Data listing
## Start

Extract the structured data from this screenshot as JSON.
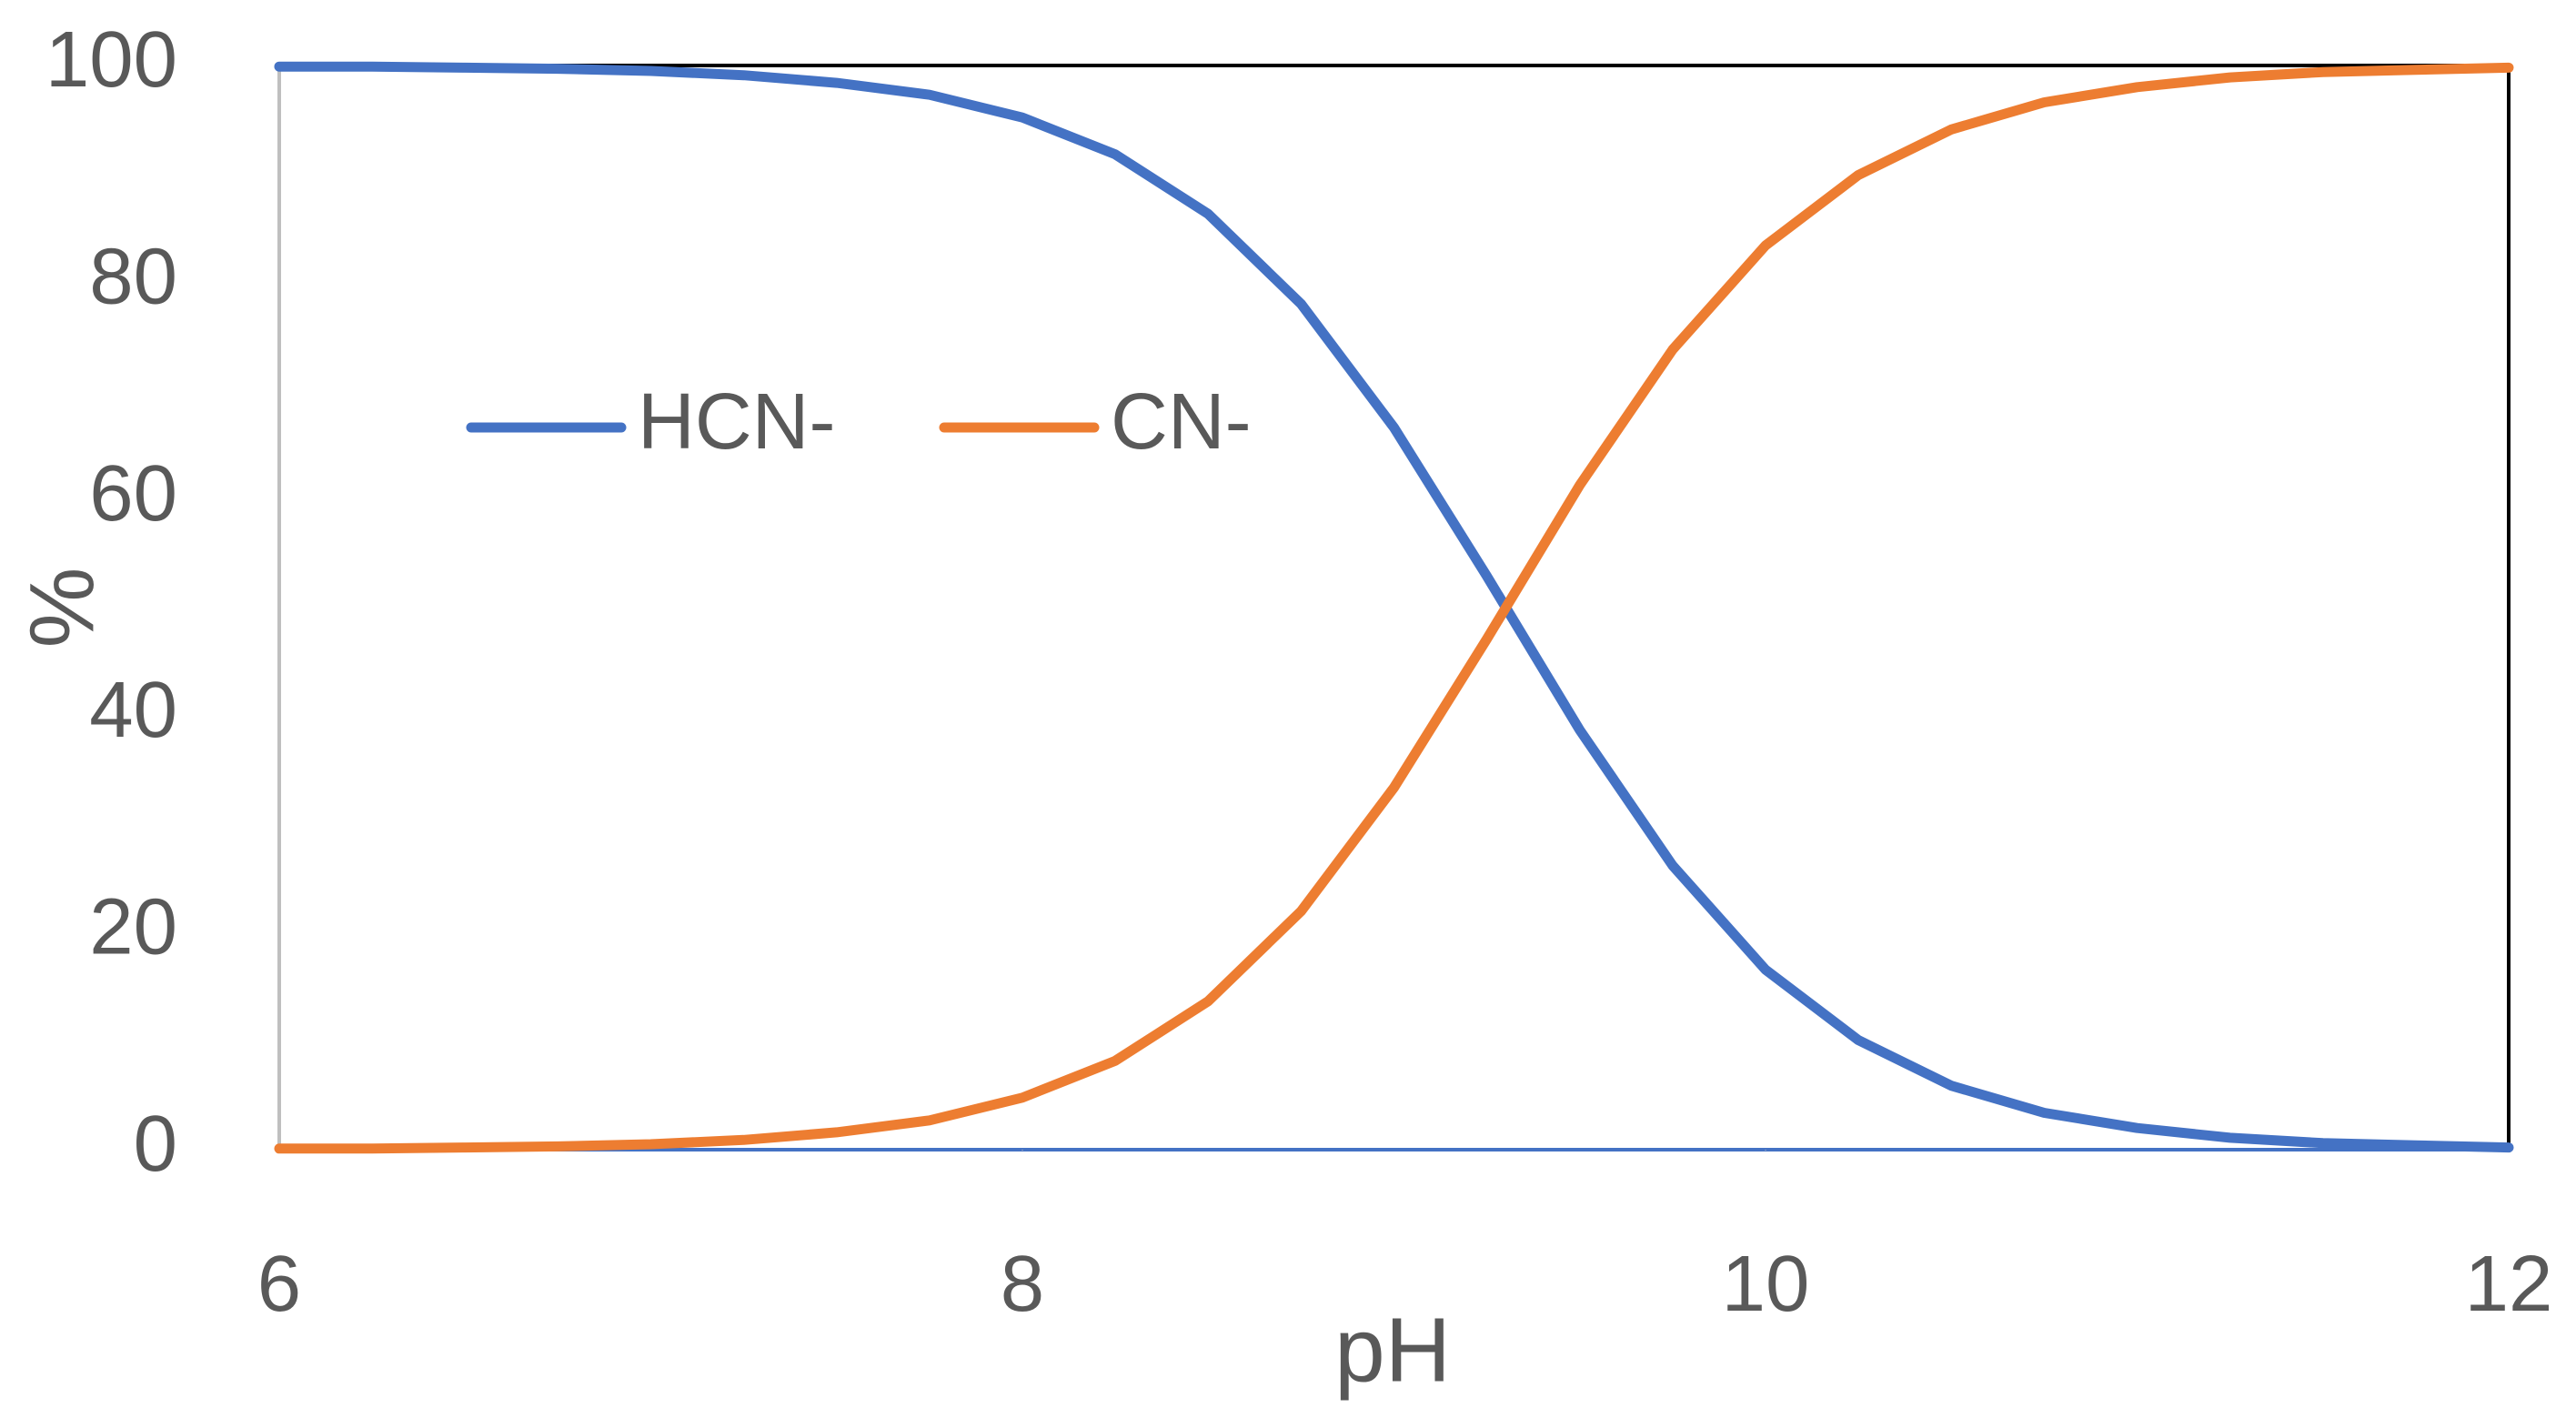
{
  "chart_data": {
    "type": "line",
    "x_label": "pH",
    "y_label": "%",
    "x": [
      6,
      6.25,
      6.5,
      6.75,
      7,
      7.25,
      7.5,
      7.75,
      8,
      8.25,
      8.5,
      8.75,
      9,
      9.25,
      9.5,
      9.75,
      10,
      10.25,
      10.5,
      10.75,
      11,
      11.25,
      11.5,
      11.75,
      12
    ],
    "series": [
      {
        "name": "HCN-",
        "color": "#4472c4",
        "values": [
          99.9,
          99.9,
          99.8,
          99.7,
          99.5,
          99.1,
          98.4,
          97.3,
          95.2,
          91.8,
          86.3,
          78.0,
          66.6,
          52.9,
          38.7,
          26.2,
          16.6,
          10.1,
          5.9,
          3.4,
          2.0,
          1.1,
          0.6,
          0.4,
          0.2
        ]
      },
      {
        "name": "CN-",
        "color": "#ed7d31",
        "values": [
          0.1,
          0.1,
          0.2,
          0.3,
          0.5,
          0.9,
          1.6,
          2.7,
          4.8,
          8.2,
          13.7,
          22.0,
          33.4,
          47.1,
          61.3,
          73.8,
          83.4,
          89.9,
          94.1,
          96.6,
          98.0,
          98.9,
          99.4,
          99.6,
          99.8
        ]
      }
    ],
    "xlim": [
      6,
      12
    ],
    "xticks": [
      6,
      8,
      10,
      12
    ],
    "ylim": [
      0,
      100
    ],
    "yticks": [
      0,
      20,
      40,
      60,
      80,
      100
    ],
    "grid": false,
    "legend": "top-left"
  }
}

## End

Set exercise
Extract every line of the data exactly; pictures stay out.

Answer
Extract the structured data from this screenshot as JSON.
{
  "chart_data": {
    "type": "line",
    "x_label": "pH",
    "y_label": "%",
    "x": [
      6,
      6.25,
      6.5,
      6.75,
      7,
      7.25,
      7.5,
      7.75,
      8,
      8.25,
      8.5,
      8.75,
      9,
      9.25,
      9.5,
      9.75,
      10,
      10.25,
      10.5,
      10.75,
      11,
      11.25,
      11.5,
      11.75,
      12
    ],
    "series": [
      {
        "name": "HCN-",
        "color": "#4472c4",
        "values": [
          99.9,
          99.9,
          99.8,
          99.7,
          99.5,
          99.1,
          98.4,
          97.3,
          95.2,
          91.8,
          86.3,
          78.0,
          66.6,
          52.9,
          38.7,
          26.2,
          16.6,
          10.1,
          5.9,
          3.4,
          2.0,
          1.1,
          0.6,
          0.4,
          0.2
        ]
      },
      {
        "name": "CN-",
        "color": "#ed7d31",
        "values": [
          0.1,
          0.1,
          0.2,
          0.3,
          0.5,
          0.9,
          1.6,
          2.7,
          4.8,
          8.2,
          13.7,
          22.0,
          33.4,
          47.1,
          61.3,
          73.8,
          83.4,
          89.9,
          94.1,
          96.6,
          98.0,
          98.9,
          99.4,
          99.6,
          99.8
        ]
      }
    ],
    "xlim": [
      6,
      12
    ],
    "xticks": [
      6,
      8,
      10,
      12
    ],
    "ylim": [
      0,
      100
    ],
    "yticks": [
      0,
      20,
      40,
      60,
      80,
      100
    ],
    "grid": false,
    "legend": "top-left"
  }
}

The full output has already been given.